Dalla “cucina del senza” partigiana ad un cibo che ha il sapore di libertà
La “cucina del senza” è quella che meglio descrive le condizioni alimentari che i Partigiani erano costretti a subire nel periodo della Resistenza, ovvero quel periodo antecedente alla Liberazione Nazionale.
È chiamata così, del “senza”, proprio perché definisce un quadro ben preciso dei beni alimentari che essi non avevano a disposizione quotidianamente. Generi alimentari essenziali che mancavano e che, quindi, venivano sostituiti da surrogati. Un esempio era la cioccolata senza cacao, il caffè senza caffè o i dolci senza lo zucchero. Una cucina povera alimentata dalla forza della disperazione.
Con l’avvento della Liberazione dal regime, l’intero panorama Nazionale ha potuto godere della “Liberazione” di molti sapori, sebbene con un avvio molto stentato, a causa del collasso che il settore alimentare aveva subito.
Nonostante le numerose difficoltà nel risollevare questa opera di assistenza, si arrivò comunque ad un modesto successo, poiché si iniziò ad interrompere quella spirale di malnutrizione e si entrò faticosamente in una risalita per lo meno verso gli standard prebellici.
La “cucina del senza”: la dura conquista degli approvvigionamenti durante la Resistenza
Un’Italia divisa tra Partigiani, simbolo della Resistenza nazi-fascista, e i sostenitori del regime.
Proprio i Partigiani furono coloro che della “cucina del senza” ne fecero il loro pane quotidiano. Se già con l’inizio della Seconda Guerra Mondiale la popolazione italiana soffriva la carestia per il razionamento alimentare imposto dal regime, questi ultimi combattevano una vera e propria guerra quotidiana per il cibo. Essenziale per continuare a resistere e non meno importante delle munizioni.
● ● ● ●
▶ **ESERCIZI SCRITTI**:
1. Trasforma in un elenco puntato il paragrafo del brano sulla cucina del senza che comincia con «È chiamata così», conservandone i fatti principali.
2. Esprimi come lista JSON di stringhe, una per riga e senza righe vuote, le righe delle voci dalla riga che contiene «151, 917, 163]» fino a quella che contiene «353, 780, 439]», inclusa.

[Voci di annotazione delle regioni]
● ● ● ●
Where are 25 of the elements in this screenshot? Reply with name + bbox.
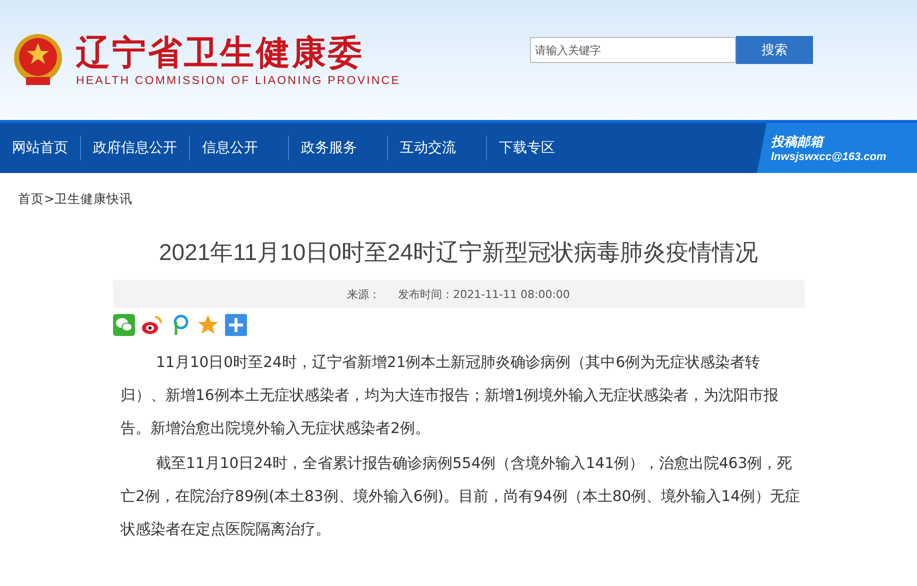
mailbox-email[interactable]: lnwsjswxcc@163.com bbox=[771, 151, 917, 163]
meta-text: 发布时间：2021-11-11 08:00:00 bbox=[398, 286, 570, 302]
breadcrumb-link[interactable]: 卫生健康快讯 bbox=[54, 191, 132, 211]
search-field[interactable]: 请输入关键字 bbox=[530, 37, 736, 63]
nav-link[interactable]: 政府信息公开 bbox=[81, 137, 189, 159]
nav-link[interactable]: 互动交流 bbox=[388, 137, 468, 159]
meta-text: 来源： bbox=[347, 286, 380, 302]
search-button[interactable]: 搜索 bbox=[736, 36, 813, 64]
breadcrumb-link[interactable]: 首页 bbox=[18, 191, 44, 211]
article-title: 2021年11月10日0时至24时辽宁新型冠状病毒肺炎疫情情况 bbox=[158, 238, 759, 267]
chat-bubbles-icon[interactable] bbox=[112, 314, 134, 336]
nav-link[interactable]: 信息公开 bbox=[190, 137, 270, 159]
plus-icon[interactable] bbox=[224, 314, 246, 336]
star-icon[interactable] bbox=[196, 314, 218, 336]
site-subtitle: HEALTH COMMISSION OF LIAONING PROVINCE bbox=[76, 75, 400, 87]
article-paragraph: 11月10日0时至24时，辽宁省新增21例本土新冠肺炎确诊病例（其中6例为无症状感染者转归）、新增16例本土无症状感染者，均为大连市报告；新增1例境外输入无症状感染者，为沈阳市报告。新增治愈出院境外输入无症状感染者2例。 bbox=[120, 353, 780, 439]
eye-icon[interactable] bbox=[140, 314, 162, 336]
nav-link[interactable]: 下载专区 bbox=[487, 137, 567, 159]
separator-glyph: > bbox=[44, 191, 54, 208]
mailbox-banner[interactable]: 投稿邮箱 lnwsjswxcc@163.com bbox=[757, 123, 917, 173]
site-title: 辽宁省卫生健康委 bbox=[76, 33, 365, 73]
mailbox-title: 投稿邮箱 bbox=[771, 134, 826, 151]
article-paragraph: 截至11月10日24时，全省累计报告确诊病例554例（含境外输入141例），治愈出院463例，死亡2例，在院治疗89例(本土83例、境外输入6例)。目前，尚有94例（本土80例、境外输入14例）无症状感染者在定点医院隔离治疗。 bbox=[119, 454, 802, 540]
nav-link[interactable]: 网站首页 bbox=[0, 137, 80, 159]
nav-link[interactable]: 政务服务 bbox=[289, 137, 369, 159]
● ● ● ●
▶ **SOLUZIONI**:
1.
- Si chiama cucina "del senza" perché indica con precisione i beni alimentari che i Partigiani non avevano ogni giorno.
- Gli alimenti essenziali che mancavano venivano sostituiti da surrogati.
- Esempi: la cioccolata senza cacao, il caffè senza caffè, i dolci senza zucchero.
- Era una cucina povera, alimentata dalla forza della disperazione.

2.
[
  "mailbox-email[interactable]: lnwsjswxcc@163.com bbox=[771, 151, 917, 163]",
  "meta-text: 发布时间：2021-11-11 08:00:00 bbox=[398, 286, 570, 302]",
  "breadcrumb-link[interactable]: 卫生健康快讯 bbox=[54, 191, 132, 211]",
  "search-field[interactable]: 请输入关键字 bbox=[530, 37, 736, 63]",
  "nav-link[interactable]: 政府信息公开 bbox=[81, 137, 189, 159]",
  "nav-link[interactable]: 互动交流 bbox=[388, 137, 468, 159]",
  "meta-text: 来源： bbox=[347, 286, 380, 302]",
  "search-button[interactable]: 搜索 bbox=[736, 36, 813, 64]",
  "breadcrumb-link[interactable]: 首页 bbox=[18, 191, 44, 211]",
  "article-title: 2021年11月10日0时至24时辽宁新型冠状病毒肺炎疫情情况 bbox=[158, 238, 759, 267]",
  "chat-bubbles-icon[interactable] bbox=[112, 314, 134, 336]",
  "nav-link[interactable]: 信息公开 bbox=[190, 137, 270, 159]",
  "plus-icon[interactable] bbox=[224, 314, 246, 336]",
  "star-icon[interactable] bbox=[196, 314, 218, 336]",
  "site-subtitle: HEALTH COMMISSION OF LIAONING PROVINCE bbox=[76, 75, 400, 87]",
  "article-paragraph: 11月10日0时至24时，辽宁省新增21例本土新冠肺炎确诊病例（其中6例为无症状感染者转归）、新增16例本土无症状感染者，均为大连市报告；新增1例境外输入无症状感染者，为沈阳市报告。新增治愈出院境外输入无症状感染者2例。 bbox=[120, 353, 780, 439]"
]